Material provided

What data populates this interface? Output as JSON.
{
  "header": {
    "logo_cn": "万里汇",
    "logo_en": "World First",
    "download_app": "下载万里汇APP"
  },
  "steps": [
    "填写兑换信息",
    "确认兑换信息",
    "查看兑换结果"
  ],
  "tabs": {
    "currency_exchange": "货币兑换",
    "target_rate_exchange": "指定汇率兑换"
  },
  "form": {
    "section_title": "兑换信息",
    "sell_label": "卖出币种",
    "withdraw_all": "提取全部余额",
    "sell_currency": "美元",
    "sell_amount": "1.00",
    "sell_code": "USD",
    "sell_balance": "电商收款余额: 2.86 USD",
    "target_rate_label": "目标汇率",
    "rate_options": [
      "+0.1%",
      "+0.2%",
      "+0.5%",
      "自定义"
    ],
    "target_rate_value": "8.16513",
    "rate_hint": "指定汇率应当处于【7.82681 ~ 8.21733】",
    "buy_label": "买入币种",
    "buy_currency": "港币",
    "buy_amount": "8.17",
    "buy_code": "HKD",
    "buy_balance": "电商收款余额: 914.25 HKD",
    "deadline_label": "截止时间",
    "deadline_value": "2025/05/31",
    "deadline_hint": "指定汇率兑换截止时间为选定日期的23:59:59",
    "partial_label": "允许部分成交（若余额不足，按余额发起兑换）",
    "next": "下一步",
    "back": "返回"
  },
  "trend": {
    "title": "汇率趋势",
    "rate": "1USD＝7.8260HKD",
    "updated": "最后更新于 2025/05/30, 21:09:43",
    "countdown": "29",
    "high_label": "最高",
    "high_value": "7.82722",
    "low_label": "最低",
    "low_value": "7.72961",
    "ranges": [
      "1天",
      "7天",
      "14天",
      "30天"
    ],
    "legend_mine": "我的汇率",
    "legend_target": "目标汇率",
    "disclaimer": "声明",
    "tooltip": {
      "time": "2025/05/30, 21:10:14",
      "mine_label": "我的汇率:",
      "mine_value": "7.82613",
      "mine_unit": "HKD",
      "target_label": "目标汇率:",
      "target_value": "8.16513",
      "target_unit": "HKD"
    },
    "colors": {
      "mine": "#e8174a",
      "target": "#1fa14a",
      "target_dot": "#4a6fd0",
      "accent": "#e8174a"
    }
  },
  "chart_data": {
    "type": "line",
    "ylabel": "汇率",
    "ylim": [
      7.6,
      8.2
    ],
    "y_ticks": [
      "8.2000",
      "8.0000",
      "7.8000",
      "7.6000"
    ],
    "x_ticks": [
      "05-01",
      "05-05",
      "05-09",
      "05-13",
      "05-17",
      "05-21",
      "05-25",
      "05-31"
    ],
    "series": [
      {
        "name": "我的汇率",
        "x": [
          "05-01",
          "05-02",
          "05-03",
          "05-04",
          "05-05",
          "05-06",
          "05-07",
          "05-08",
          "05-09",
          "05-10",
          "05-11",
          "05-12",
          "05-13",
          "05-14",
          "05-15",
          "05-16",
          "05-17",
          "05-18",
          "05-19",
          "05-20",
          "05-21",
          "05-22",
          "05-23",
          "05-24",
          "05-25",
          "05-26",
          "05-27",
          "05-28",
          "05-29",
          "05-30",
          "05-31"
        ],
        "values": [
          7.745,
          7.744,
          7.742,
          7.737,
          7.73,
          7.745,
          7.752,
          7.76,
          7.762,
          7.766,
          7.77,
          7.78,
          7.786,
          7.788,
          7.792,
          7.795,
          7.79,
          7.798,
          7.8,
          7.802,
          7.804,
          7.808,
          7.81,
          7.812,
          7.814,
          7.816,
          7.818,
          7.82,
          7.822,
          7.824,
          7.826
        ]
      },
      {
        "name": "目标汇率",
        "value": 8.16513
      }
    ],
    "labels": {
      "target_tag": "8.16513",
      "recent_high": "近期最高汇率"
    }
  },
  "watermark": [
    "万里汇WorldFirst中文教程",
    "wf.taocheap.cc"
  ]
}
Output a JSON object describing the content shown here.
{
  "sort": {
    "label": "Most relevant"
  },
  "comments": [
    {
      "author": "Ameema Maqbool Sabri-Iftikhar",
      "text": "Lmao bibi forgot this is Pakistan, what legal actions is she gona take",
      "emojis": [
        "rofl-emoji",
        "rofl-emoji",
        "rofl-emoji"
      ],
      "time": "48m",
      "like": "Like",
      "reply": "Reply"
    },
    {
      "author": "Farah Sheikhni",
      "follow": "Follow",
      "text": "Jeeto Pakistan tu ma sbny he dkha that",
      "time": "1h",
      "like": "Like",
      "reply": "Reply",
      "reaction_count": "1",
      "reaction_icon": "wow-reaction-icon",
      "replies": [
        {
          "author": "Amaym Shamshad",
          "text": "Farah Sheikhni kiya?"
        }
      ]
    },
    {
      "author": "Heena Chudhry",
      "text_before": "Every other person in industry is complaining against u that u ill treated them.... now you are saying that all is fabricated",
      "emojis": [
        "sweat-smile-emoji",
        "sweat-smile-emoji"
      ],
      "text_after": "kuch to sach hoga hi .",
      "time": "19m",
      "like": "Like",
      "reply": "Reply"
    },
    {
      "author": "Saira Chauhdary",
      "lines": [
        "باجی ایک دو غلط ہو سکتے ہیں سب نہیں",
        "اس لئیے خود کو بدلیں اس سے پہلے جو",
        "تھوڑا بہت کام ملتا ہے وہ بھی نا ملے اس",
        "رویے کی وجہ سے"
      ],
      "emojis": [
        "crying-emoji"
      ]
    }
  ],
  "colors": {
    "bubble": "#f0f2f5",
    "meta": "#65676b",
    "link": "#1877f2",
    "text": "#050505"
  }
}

Given instruction
Gather all the lines that include the word "smile" and copy them out.

Written reply
        "sweat-smile-emoji",
        "sweat-smile-emoji"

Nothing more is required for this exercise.